Skip the pictures. Repeat everything else in the records word for word.

■ **MATERIAL FOR THIS TASK**
%%

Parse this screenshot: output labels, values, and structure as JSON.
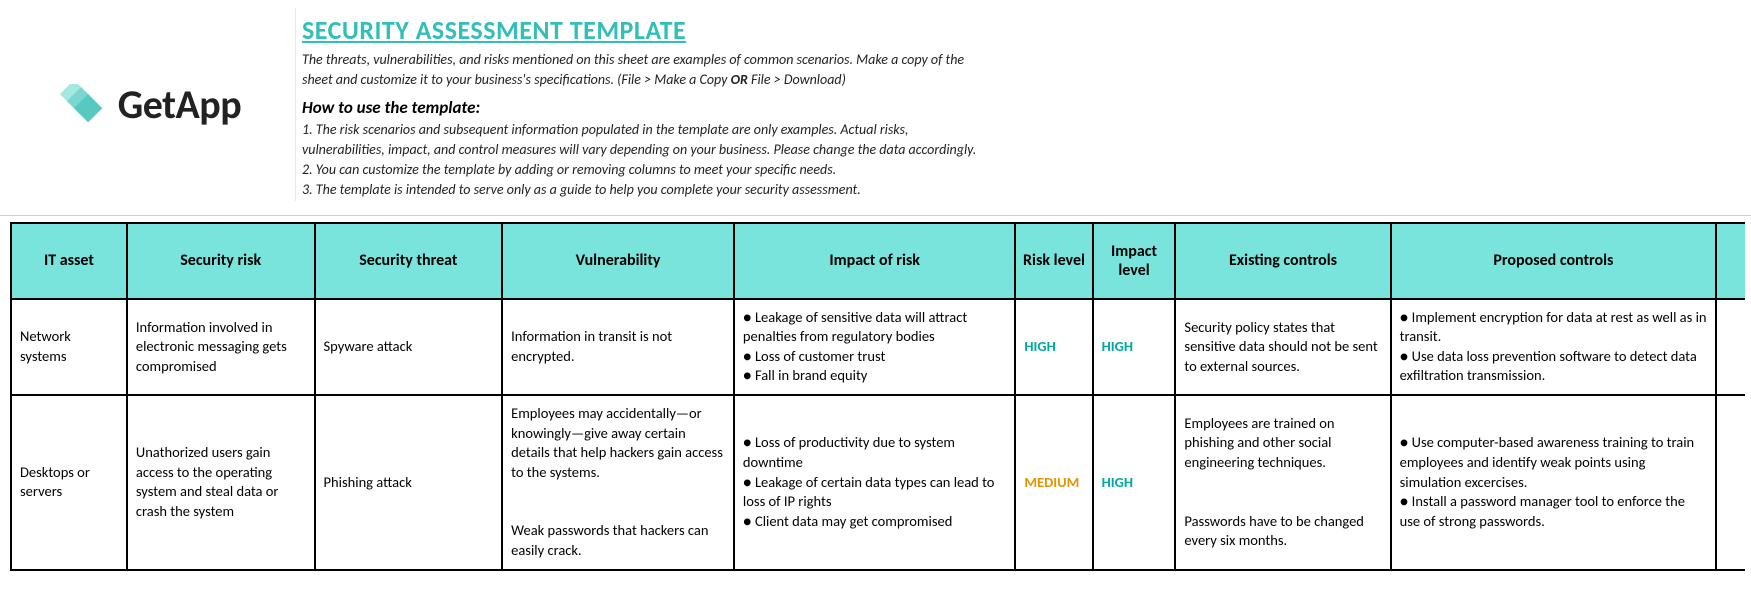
{
  "brand": {
    "name": "GetApp",
    "accent_color": "#57c9c1",
    "accent_color_light": "#a5e8e2",
    "text_color": "#222222"
  },
  "header": {
    "title": "SECURITY ASSESSMENT TEMPLATE",
    "title_color": "#33bfb8",
    "subtitle_line1": "The threats, vulnerabilities, and risks mentioned on this sheet are examples of common scenarios. Make a copy of the",
    "subtitle_line2_pre": "sheet and customize it to your business's specifications. (File > Make a Copy ",
    "subtitle_line2_bold": "OR",
    "subtitle_line2_post": " File > Download)",
    "howto_heading": "How to use the template:",
    "howto_1": "1. The risk scenarios and subsequent information populated in the template are only examples. Actual risks,",
    "howto_1b": "vulnerabilities, impact, and control measures will vary depending on your business. Please change the data accordingly.",
    "howto_2": "2.  You can customize the template by adding or removing columns to meet your specific needs.",
    "howto_3": "3. The template is intended to serve only as a guide to help you complete your security assessment."
  },
  "table": {
    "header_bg": "#79e4dc",
    "border_color": "#000000",
    "level_colors": {
      "HIGH": "#00a9a0",
      "MEDIUM": "#e59400"
    },
    "columns": {
      "it_asset": "IT asset",
      "security_risk": "Security risk",
      "security_threat": "Security threat",
      "vulnerability": "Vulnerability",
      "impact_of_risk": "Impact of risk",
      "risk_level": "Risk level",
      "impact_level": "Impact level",
      "existing_controls": "Existing controls",
      "proposed_controls": "Proposed controls"
    },
    "rows": [
      {
        "it_asset": "Network systems",
        "security_risk": "Information involved in electronic messaging gets compromised",
        "security_threat": "Spyware attack",
        "vulnerability": "Information in transit is not encrypted.",
        "impact_of_risk": "● Leakage of sensitive data will attract penalties from regulatory bodies\n● Loss of customer trust\n● Fall in brand equity",
        "risk_level": "HIGH",
        "impact_level": "HIGH",
        "existing_controls": "Security policy states that sensitive data should not be sent to external sources.",
        "proposed_controls": "● Implement encryption for data at rest as well as in transit.\n● Use data loss prevention software to detect data exfiltration transmission."
      },
      {
        "it_asset": "Desktops or servers",
        "security_risk": "Unathorized users gain access to the operating system and steal data or crash the system",
        "security_threat": "Phishing attack",
        "vulnerability": "Employees may accidentally—or knowingly—give away certain details that help hackers gain access to the systems.\n\nWeak passwords that hackers can easily crack.",
        "impact_of_risk": "● Loss of productivity due to system downtime\n● Leakage of certain data types can lead to loss of IP rights\n● Client data may get compromised",
        "risk_level": "MEDIUM",
        "impact_level": "HIGH",
        "existing_controls": "Employees are trained on phishing and other social engineering techniques.\n\nPasswords have to be changed every six months.",
        "proposed_controls": "● Use computer-based awareness training to train employees and identify weak points using simulation excercises.\n● Install a password manager tool to enforce the use of strong passwords."
      }
    ]
  }
}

%%

■ **RESULT BELOW**
Parse this screenshot: output labels, values, and structure as JSON.
{
  "brand": {
    "name": "GetApp",
    "accent_color": "#57c9c1",
    "accent_color_light": "#a5e8e2",
    "text_color": "#222222"
  },
  "header": {
    "title": "SECURITY ASSESSMENT TEMPLATE",
    "title_color": "#33bfb8",
    "subtitle_line1": "The threats, vulnerabilities, and risks mentioned on this sheet are examples of common scenarios. Make a copy of the",
    "subtitle_line2_pre": "sheet and customize it to your business's specifications. (File > Make a Copy ",
    "subtitle_line2_bold": "OR",
    "subtitle_line2_post": " File > Download)",
    "howto_heading": "How to use the template:",
    "howto_1": "1. The risk scenarios and subsequent information populated in the template are only examples. Actual risks,",
    "howto_1b": "vulnerabilities, impact, and control measures will vary depending on your business. Please change the data accordingly.",
    "howto_2": "2.  You can customize the template by adding or removing columns to meet your specific needs.",
    "howto_3": "3. The template is intended to serve only as a guide to help you complete your security assessment."
  },
  "table": {
    "header_bg": "#79e4dc",
    "border_color": "#000000",
    "level_colors": {
      "HIGH": "#00a9a0",
      "MEDIUM": "#e59400"
    },
    "columns": {
      "it_asset": "IT asset",
      "security_risk": "Security risk",
      "security_threat": "Security threat",
      "vulnerability": "Vulnerability",
      "impact_of_risk": "Impact of risk",
      "risk_level": "Risk level",
      "impact_level": "Impact level",
      "existing_controls": "Existing controls",
      "proposed_controls": "Proposed controls"
    },
    "rows": [
      {
        "it_asset": "Network systems",
        "security_risk": "Information involved in electronic messaging gets compromised",
        "security_threat": "Spyware attack",
        "vulnerability": "Information in transit is not encrypted.",
        "impact_of_risk": "● Leakage of sensitive data will attract penalties from regulatory bodies\n● Loss of customer trust\n● Fall in brand equity",
        "risk_level": "HIGH",
        "impact_level": "HIGH",
        "existing_controls": "Security policy states that sensitive data should not be sent to external sources.",
        "proposed_controls": "● Implement encryption for data at rest as well as in transit.\n● Use data loss prevention software to detect data exfiltration transmission."
      },
      {
        "it_asset": "Desktops or servers",
        "security_risk": "Unathorized users gain access to the operating system and steal data or crash the system",
        "security_threat": "Phishing attack",
        "vulnerability": "Employees may accidentally—or knowingly—give away certain details that help hackers gain access to the systems.\n\nWeak passwords that hackers can easily crack.",
        "impact_of_risk": "● Loss of productivity due to system downtime\n● Leakage of certain data types can lead to loss of IP rights\n● Client data may get compromised",
        "risk_level": "MEDIUM",
        "impact_level": "HIGH",
        "existing_controls": "Employees are trained on phishing and other social engineering techniques.\n\nPasswords have to be changed every six months.",
        "proposed_controls": "● Use computer-based awareness training to train employees and identify weak points using simulation excercises.\n● Install a password manager tool to enforce the use of strong passwords."
      }
    ]
  }
}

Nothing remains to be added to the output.